**EXERCISE OBJECTIVE:**
Every entry below must be repeated exactly; skip the pictures.
* start *
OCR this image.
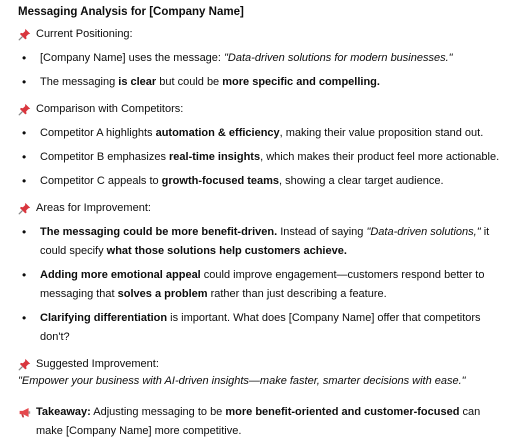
Messaging Analysis for [Company Name]
Current Positioning:
• [Company Name] uses the message: "Data-driven solutions for modern businesses."
• The messaging is clear but could be more specific and compelling.
Comparison with Competitors:
• Competitor A highlights automation & efficiency, making their value proposition stand out.
• Competitor B emphasizes real-time insights, which makes their product feel more actionable.
• Competitor C appeals to growth-focused teams, showing a clear target audience.
Areas for Improvement:
• The messaging could be more benefit-driven. Instead of saying "Data-driven solutions," it could specify what those solutions help customers achieve.
• Adding more emotional appeal could improve engagement—customers respond better to messaging that solves a problem rather than just describing a feature.
• Clarifying differentiation is important. What does [Company Name] offer that competitors don't?
Suggested Improvement:
"Empower your business with AI-driven insights—make faster, smarter decisions with ease."
Takeaway: Adjusting messaging to be more benefit-oriented and customer-focused can make [Company Name] more competitive.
* end *
**EXPECTED OUTPUT:**
OCR this image.
Messaging Analysis for [Company Name]
Current Positioning:
• [Company Name] uses the message: "Data-driven solutions for modern businesses."
• The messaging is clear but could be more specific and compelling.
Comparison with Competitors:
• Competitor A highlights automation & efficiency, making their value proposition stand out.
• Competitor B emphasizes real-time insights, which makes their product feel more actionable.
• Competitor C appeals to growth-focused teams, showing a clear target audience.
Areas for Improvement:
• The messaging could be more benefit-driven. Instead of saying "Data-driven solutions," it could specify what those solutions help customers achieve.
• Adding more emotional appeal could improve engagement—customers respond better to messaging that solves a problem rather than just describing a feature.
• Clarifying differentiation is important. What does [Company Name] offer that competitors don't?
Suggested Improvement:
"Empower your business with AI-driven insights—make faster, smarter decisions with ease."
Takeaway: Adjusting messaging to be more benefit-oriented and customer-focused can make [Company Name] more competitive.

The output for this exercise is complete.